■ **Collection entries**:
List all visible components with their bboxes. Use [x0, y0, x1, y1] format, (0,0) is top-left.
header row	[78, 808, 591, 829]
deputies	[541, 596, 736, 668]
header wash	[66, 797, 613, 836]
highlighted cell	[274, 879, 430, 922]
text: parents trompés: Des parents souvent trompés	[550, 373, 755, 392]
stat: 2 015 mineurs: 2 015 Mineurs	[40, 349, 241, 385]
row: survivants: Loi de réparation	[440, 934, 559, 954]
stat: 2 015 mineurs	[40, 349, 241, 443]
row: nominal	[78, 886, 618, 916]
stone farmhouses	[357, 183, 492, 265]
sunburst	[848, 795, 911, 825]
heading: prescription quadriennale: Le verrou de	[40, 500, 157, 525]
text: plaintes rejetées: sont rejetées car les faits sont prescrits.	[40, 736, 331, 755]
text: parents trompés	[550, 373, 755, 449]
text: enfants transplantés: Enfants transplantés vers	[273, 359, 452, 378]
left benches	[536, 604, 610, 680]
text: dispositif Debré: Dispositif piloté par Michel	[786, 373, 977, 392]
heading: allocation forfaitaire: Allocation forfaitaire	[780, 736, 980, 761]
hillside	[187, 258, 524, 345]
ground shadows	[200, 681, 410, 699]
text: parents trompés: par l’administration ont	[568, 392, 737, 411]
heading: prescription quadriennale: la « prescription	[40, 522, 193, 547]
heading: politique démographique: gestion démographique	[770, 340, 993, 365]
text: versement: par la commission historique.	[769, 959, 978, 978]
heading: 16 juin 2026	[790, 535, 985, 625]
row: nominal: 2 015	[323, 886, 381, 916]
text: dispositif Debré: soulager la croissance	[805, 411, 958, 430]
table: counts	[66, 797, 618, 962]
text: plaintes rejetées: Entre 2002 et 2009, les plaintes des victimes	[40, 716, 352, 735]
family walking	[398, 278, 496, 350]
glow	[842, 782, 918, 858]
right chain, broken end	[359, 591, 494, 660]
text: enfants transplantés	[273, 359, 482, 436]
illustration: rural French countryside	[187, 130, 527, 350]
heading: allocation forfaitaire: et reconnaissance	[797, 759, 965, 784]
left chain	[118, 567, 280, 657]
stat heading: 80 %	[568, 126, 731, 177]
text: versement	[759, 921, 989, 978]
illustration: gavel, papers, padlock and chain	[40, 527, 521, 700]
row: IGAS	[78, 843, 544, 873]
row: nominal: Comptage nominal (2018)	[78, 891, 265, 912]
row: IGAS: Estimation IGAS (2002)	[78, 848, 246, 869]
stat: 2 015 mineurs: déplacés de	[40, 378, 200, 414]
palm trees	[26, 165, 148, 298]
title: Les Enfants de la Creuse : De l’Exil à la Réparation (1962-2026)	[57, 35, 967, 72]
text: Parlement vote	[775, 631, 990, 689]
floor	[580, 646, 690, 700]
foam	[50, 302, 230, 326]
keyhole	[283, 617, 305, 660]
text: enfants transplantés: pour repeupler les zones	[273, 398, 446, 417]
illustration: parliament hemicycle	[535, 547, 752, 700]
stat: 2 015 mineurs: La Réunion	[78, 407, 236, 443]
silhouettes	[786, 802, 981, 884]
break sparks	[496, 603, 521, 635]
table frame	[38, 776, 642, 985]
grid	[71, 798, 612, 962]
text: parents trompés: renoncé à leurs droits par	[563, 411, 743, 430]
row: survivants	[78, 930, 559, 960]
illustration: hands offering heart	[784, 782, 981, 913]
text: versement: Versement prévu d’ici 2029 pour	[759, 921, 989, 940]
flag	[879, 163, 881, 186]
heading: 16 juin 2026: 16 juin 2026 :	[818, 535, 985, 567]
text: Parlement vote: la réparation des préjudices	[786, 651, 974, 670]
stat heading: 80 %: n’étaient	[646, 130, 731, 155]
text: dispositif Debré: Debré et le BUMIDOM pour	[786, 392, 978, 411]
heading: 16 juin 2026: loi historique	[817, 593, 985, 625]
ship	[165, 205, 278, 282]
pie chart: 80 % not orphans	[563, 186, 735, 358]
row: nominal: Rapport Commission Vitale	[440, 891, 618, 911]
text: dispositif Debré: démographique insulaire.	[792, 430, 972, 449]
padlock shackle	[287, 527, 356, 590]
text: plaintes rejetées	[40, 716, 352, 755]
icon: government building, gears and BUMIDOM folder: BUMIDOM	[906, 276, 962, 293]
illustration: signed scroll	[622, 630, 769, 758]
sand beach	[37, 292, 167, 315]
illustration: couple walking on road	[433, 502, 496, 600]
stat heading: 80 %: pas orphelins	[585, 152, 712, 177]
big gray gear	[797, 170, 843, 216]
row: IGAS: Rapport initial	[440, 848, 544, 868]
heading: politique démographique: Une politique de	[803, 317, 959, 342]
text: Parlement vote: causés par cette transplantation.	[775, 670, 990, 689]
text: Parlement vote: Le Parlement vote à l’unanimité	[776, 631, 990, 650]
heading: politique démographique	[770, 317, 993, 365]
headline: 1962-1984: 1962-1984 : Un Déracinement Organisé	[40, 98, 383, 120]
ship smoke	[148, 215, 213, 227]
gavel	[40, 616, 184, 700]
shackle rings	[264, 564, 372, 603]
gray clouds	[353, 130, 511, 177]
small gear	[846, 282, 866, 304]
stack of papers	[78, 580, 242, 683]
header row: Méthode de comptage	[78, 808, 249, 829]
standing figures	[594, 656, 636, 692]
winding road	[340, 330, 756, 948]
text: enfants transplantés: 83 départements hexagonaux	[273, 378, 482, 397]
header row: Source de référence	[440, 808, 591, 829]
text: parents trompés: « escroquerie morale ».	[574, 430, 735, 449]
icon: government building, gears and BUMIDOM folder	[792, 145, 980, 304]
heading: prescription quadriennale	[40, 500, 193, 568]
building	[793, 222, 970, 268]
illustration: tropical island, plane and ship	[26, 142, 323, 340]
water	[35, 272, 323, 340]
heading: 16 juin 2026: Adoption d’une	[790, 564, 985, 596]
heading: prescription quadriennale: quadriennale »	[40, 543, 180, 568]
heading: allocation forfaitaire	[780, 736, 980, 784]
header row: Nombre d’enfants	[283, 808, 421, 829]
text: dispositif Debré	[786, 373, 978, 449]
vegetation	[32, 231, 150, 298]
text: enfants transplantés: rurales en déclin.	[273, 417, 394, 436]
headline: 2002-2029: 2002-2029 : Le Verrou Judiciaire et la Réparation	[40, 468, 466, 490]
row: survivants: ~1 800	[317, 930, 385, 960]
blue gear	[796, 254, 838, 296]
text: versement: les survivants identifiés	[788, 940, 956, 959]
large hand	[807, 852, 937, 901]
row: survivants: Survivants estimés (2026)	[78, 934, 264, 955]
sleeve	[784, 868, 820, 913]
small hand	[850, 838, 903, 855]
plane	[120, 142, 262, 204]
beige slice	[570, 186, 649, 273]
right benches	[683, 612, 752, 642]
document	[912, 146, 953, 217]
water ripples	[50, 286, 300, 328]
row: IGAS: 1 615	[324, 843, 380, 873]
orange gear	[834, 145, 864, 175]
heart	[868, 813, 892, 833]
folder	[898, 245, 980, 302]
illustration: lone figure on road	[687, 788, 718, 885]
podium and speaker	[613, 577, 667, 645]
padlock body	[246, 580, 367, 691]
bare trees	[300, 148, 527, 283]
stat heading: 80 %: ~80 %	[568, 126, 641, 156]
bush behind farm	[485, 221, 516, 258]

■ **GIVEN TASK**:
Find each line in the records above that contains the word "gray" and copy those lines out in full.

■ **TASK RESULT**:
big gray gear	[797, 170, 843, 216]
gray clouds	[353, 130, 511, 177]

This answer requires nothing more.